--- begin ---

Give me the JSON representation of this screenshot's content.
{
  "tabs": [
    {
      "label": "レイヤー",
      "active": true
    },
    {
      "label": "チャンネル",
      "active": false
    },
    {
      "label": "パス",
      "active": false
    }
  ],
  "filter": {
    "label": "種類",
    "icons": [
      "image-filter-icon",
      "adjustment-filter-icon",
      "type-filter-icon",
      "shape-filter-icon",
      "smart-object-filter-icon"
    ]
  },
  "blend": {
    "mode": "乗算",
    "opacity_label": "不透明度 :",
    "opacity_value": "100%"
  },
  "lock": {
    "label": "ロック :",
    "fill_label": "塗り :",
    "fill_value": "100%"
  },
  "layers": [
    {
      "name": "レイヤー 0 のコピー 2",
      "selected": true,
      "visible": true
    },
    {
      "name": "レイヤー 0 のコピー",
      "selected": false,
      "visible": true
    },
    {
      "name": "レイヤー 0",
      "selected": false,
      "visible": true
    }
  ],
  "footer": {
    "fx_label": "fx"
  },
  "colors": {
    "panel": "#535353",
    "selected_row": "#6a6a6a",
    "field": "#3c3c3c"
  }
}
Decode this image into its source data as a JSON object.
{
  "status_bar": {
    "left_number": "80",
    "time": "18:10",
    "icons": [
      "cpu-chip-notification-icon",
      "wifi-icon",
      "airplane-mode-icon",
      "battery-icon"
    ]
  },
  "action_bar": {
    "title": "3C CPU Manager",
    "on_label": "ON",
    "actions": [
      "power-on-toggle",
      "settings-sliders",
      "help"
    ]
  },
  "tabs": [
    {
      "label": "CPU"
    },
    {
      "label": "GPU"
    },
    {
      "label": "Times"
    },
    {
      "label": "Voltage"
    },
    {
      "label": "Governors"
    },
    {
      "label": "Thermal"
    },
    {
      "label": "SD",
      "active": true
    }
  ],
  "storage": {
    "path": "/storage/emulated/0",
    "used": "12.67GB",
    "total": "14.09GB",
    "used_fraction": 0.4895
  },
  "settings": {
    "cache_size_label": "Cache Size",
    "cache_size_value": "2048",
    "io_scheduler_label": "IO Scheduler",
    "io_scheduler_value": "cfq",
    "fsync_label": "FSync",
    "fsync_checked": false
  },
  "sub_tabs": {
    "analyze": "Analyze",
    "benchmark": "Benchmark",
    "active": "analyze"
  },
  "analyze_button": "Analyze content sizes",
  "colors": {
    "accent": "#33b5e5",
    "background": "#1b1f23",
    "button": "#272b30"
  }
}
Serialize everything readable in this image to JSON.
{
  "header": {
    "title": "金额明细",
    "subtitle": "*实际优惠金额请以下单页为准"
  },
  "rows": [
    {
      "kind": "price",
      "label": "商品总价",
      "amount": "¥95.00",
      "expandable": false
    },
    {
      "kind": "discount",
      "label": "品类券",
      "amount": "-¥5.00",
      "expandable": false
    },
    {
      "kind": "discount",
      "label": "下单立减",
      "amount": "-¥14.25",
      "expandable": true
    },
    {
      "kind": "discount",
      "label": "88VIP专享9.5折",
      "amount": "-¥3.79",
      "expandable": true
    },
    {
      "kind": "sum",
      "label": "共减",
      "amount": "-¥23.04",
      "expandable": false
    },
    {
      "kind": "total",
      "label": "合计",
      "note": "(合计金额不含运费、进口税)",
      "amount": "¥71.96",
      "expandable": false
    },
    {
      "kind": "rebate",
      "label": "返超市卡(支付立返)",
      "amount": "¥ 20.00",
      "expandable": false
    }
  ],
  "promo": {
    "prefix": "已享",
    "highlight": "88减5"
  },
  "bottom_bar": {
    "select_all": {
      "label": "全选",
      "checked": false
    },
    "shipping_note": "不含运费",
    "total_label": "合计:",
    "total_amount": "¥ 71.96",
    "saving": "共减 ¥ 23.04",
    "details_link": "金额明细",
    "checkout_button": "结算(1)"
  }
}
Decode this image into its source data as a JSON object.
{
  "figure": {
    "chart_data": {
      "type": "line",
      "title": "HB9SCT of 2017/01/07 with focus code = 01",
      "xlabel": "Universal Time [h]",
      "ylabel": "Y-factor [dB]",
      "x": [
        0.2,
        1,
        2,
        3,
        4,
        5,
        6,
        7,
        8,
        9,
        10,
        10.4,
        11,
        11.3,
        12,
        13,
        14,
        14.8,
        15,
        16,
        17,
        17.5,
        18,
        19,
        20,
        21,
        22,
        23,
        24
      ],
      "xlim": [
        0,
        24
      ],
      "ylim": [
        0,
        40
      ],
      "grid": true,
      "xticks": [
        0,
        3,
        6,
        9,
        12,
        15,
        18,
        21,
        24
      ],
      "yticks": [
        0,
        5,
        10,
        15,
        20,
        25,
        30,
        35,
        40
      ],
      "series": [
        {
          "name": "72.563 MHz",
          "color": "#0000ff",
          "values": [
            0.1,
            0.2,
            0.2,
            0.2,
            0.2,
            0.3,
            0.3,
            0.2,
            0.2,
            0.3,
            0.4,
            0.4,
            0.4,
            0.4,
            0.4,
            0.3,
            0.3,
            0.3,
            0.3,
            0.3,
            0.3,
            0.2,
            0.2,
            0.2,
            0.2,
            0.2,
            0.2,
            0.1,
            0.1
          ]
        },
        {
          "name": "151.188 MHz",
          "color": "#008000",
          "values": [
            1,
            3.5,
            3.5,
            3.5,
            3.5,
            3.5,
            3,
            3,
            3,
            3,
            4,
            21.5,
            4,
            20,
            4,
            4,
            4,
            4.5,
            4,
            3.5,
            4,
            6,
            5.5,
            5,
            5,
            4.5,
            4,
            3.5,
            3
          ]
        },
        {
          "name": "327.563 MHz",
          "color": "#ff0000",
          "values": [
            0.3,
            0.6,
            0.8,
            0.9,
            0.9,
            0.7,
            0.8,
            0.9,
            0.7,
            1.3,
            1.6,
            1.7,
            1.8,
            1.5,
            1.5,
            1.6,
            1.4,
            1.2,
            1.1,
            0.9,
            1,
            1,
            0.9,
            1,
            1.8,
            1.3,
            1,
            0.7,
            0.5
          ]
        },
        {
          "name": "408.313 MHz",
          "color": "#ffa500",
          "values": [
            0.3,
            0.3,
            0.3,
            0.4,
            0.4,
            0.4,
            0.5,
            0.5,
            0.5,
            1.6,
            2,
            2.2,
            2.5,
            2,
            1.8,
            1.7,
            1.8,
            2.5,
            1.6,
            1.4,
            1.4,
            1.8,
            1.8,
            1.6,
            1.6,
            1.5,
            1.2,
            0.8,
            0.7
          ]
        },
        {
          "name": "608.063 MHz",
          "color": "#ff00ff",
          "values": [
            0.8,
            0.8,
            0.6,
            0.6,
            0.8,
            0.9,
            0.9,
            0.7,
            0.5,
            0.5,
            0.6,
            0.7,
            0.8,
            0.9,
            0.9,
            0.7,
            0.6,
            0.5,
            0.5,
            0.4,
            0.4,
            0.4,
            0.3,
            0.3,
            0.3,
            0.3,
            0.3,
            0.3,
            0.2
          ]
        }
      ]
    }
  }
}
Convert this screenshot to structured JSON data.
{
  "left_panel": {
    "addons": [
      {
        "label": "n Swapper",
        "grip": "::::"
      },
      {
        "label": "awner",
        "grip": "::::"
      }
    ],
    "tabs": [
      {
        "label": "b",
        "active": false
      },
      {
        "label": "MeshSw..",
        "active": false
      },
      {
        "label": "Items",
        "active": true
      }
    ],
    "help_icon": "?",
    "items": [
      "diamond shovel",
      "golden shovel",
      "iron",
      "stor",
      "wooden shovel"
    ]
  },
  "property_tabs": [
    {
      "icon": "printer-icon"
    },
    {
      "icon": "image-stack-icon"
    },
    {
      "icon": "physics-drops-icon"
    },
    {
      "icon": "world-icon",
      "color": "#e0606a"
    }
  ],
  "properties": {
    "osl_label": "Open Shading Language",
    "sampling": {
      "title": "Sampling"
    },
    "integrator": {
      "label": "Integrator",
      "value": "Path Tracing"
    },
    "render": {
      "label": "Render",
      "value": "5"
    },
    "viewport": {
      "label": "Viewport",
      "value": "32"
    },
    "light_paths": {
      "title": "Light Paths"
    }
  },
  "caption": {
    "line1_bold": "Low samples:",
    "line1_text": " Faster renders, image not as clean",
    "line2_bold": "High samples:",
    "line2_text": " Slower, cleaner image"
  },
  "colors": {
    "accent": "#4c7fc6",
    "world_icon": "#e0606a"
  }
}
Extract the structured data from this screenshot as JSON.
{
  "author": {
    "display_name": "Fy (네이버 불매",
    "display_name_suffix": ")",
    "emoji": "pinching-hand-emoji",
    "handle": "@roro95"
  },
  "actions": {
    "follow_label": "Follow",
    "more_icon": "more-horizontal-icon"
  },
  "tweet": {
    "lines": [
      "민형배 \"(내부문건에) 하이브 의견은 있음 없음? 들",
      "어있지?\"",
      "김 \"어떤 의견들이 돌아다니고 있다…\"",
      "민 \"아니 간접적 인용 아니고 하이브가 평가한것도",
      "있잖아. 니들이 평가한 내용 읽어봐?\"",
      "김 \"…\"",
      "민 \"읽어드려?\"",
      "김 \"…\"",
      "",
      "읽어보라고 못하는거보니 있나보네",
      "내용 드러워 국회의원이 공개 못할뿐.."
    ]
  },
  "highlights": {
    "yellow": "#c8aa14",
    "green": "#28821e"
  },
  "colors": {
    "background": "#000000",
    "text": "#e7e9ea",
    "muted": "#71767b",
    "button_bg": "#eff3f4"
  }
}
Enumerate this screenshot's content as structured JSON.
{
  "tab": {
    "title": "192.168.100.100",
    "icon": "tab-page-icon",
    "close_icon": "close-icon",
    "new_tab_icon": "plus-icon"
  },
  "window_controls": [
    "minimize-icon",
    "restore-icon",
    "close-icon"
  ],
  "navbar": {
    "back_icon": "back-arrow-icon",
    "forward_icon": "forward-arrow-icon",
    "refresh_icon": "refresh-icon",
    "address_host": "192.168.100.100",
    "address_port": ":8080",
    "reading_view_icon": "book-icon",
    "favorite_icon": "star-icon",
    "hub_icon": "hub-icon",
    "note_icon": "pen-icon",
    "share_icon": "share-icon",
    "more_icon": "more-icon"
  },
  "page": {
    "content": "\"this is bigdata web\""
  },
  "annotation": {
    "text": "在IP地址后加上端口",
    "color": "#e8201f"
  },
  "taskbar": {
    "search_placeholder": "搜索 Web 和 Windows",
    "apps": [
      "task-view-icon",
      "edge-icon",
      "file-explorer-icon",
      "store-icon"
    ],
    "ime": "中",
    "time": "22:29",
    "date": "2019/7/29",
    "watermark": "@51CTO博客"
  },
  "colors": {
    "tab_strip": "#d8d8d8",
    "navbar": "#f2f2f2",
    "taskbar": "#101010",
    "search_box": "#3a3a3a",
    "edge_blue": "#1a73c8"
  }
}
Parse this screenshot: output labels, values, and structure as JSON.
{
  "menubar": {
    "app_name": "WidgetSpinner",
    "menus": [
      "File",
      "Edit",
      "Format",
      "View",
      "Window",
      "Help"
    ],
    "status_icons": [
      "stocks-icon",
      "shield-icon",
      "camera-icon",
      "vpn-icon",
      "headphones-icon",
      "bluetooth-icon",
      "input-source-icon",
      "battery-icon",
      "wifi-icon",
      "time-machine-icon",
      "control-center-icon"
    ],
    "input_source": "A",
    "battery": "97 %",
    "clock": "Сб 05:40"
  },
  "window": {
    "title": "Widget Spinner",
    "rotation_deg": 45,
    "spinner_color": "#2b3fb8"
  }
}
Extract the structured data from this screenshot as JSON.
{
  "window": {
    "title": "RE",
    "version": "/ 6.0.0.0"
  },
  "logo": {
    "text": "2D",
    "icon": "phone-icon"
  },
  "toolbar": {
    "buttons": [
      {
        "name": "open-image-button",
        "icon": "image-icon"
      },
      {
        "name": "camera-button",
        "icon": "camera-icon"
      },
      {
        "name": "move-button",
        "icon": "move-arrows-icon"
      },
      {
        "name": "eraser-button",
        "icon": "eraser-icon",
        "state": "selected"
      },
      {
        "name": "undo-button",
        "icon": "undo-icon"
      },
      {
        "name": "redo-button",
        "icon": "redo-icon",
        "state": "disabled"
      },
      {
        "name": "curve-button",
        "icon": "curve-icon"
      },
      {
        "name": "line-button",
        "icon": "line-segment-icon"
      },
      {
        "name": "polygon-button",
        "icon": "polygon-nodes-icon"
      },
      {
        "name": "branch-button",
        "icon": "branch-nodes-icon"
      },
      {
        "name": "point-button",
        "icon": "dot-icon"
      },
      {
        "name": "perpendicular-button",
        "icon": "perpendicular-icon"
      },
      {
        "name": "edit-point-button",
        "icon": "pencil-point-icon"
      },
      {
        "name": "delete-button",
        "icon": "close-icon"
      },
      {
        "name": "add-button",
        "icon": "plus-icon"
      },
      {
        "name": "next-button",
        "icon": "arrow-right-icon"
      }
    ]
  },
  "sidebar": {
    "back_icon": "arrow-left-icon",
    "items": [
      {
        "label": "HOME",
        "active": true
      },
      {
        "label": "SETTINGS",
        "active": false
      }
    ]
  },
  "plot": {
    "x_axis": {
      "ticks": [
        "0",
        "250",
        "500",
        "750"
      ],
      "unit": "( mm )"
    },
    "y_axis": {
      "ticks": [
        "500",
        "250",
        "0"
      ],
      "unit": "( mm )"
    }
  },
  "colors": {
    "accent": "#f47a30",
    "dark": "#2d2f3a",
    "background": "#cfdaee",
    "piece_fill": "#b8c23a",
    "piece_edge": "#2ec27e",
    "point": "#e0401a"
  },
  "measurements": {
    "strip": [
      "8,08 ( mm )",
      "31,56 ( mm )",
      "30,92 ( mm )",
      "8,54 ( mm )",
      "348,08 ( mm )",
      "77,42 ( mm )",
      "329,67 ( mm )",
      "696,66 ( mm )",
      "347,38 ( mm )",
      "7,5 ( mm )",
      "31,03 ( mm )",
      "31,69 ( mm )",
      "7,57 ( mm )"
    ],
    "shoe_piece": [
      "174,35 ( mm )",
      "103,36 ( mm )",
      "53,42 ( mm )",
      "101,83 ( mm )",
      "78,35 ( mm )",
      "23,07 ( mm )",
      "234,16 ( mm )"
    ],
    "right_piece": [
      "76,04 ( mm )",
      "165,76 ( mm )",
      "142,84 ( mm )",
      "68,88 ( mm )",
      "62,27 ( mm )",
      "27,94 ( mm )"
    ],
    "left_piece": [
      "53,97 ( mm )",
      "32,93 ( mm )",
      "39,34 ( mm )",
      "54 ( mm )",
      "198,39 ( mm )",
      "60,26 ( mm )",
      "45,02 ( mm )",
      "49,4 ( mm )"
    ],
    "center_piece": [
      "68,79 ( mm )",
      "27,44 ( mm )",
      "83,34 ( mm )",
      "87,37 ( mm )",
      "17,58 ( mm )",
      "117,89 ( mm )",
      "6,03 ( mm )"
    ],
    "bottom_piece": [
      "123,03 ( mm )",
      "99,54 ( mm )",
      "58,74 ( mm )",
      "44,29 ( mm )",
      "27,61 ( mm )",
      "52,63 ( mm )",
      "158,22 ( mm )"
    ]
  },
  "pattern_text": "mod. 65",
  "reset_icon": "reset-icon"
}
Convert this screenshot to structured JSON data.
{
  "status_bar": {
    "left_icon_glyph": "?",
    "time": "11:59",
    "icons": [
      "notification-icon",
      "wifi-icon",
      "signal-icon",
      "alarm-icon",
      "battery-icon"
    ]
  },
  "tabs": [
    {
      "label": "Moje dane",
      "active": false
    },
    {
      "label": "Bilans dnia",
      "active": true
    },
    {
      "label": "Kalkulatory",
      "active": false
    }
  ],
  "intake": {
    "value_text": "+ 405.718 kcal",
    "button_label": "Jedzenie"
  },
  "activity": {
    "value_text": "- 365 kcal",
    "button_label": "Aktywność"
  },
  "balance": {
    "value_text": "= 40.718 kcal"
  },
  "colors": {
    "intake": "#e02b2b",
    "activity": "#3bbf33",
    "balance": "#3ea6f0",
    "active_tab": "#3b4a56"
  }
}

--- end ---

## [SET TASK]
Copy each line of the records that contains the word "branch".

## [EXERCISE SOLUTION]
        "name": "branch-button",
        "icon": "branch-nodes-icon"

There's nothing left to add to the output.